PASSAGE SHOWN.

++++++++++

“The proposed acquisition would result in Transurban entrenching its position in Victoria,” said ACCC Chair Gina Cass-Gottlieb.
The Australian Competition and Consumer Commission (ACCC) has blocked a proposal from Transurban, Australia’s largest toll road operator, to acquire a majority stake in Horizon Roads fearing it could potentially lessen competition.
The consumer watchdog said that it prioritised the Victorian government’s submission regarding the proposal.
“The proposed acquisition would result in Transurban entrenching its position in Victoria, and prevent the entry of a rival operator which could compete closely for future toll road concessions in Victoria. Transurban would operate every single private-sector controlled toll road in Australia,” ACCC Chair Gina Cass-Gottlieb said.
Horizon Roads, through ConnectEast, operates the EastLink toll road in Melbourne through a concession agreement valid until November 2043. The 39-kilometer EastLink freeway runs from Mitcham to Frankston and links to the Monash, Eastern, Frankston, and Peninsula Link freeways.
Transurban, on the other hand, operates the CityLink toll road and is building and will operate the West Gate Tunnel toll road. The Victorian government, meanwhile, is set to operate the North East Link toll road, currently being constructed, by 2028.
“We have concluded that if Transurban doesn’t acquire Horizon Roads, it would likely be acquired by a potential long-term rival and could be used as a platform to develop the capabilities needed to compete more strongly for other toll road concessions,” Ms. Cass-Gottlieb said. “We therefore found that Transurban acquiring Horizon Roads would likely deter the emergence of a key rival for future toll road concessions.”
“We acknowledge that the Victorian government can run open tender processes, but where one party has material incumbency advantages compared to other firms who may be considering bidding there is less likely to be effective competition for future sale processes,” the ACCC chair said.
Transurban said that it is disappointed with the ACCC’s decision and said the company was confident the acquisition would not lessen competition.
“Transurban is closely reviewing the decision and will consider all the options available to it. Transurban notes that the ACCC’s decision is the result of an informal merger clearance process and not a conclusive finding of law,” the ASX-listed company said in a security filing.
“The decision is limited to Eastlink and does not preclude Transurban from participating in other future development or transaction opportunities including in Victoria.”
In August, Transurban reported a surge in profit to $92 million for fiscal 2023 from $16 million in the previous year. Its toll revenue increased to $2.83 billion from $2.32 billion.
Among the locations where it operates, the company witnessed the highest average daily traffic growth of 24.4 percent in Melbourne. Car traffic rose 30 percent and large vehicle traffic rose by 4.7 percent in the state.
The company has appointed Ms. Michelle Jablko as its new CEO and managing director, effective Oct. 19, 2023, replacing CEO Scott Charlton.

++++++++++

TO DO.
Reproduce the part of the article on the ACCC blocking Transurban's Horizon Roads bid starting with "Among the locations" and going on through "in the state.". The records are separate material, unrelated to the article on the ACCC blocking Transurban's Horizon Roads bid.

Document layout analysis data
++++++++++

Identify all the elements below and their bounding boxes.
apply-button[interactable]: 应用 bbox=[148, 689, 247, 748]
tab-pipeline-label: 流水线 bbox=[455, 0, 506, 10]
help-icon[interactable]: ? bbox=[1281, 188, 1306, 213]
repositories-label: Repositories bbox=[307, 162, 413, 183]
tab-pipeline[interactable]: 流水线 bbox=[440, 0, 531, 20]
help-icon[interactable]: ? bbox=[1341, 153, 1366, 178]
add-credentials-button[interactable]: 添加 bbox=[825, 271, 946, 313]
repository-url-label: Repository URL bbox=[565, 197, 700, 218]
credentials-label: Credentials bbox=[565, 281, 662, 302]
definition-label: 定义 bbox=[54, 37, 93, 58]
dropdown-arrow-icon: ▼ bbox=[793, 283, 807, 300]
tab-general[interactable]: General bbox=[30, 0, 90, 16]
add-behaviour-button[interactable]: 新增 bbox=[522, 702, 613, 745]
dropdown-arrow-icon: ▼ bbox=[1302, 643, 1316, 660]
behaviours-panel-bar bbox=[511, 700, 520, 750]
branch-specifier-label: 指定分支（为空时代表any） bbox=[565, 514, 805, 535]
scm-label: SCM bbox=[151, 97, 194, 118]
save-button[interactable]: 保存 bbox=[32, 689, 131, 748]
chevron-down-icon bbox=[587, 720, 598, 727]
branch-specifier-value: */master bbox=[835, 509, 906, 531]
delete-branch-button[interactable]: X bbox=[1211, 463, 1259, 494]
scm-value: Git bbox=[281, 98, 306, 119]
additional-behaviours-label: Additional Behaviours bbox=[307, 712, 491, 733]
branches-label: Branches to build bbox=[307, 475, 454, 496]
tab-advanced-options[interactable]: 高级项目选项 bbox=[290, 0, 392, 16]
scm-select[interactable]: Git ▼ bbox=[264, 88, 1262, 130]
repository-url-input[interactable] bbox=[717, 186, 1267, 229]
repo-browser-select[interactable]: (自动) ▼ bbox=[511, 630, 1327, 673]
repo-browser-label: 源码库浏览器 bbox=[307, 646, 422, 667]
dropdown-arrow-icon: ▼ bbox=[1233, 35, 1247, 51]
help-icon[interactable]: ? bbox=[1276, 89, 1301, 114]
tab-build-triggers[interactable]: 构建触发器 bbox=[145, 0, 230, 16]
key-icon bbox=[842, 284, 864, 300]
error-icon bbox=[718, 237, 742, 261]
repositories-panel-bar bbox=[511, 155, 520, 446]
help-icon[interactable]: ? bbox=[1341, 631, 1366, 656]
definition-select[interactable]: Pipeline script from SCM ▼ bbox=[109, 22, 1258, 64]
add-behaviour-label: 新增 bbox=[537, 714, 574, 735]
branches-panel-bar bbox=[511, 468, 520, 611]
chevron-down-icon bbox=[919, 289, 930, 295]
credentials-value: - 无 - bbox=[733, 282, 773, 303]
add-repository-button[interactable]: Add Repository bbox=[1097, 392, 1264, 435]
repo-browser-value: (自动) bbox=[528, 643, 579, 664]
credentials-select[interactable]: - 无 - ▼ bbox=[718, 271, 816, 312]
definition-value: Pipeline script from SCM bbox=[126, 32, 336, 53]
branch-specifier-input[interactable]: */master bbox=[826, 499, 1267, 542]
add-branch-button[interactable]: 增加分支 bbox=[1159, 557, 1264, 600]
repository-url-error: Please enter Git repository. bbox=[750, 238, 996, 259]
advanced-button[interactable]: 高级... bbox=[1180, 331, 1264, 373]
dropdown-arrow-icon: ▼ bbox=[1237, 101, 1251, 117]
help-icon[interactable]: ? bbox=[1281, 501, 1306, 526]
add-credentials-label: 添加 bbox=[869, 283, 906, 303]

++++++++++

EXERCISE RESPONSE.
Among the locations where it operates, the company witnessed the highest average daily traffic growth of 24.4 percent in Melbourne. Car traffic rose 30 percent and large vehicle traffic rose by 4.7 percent in the state.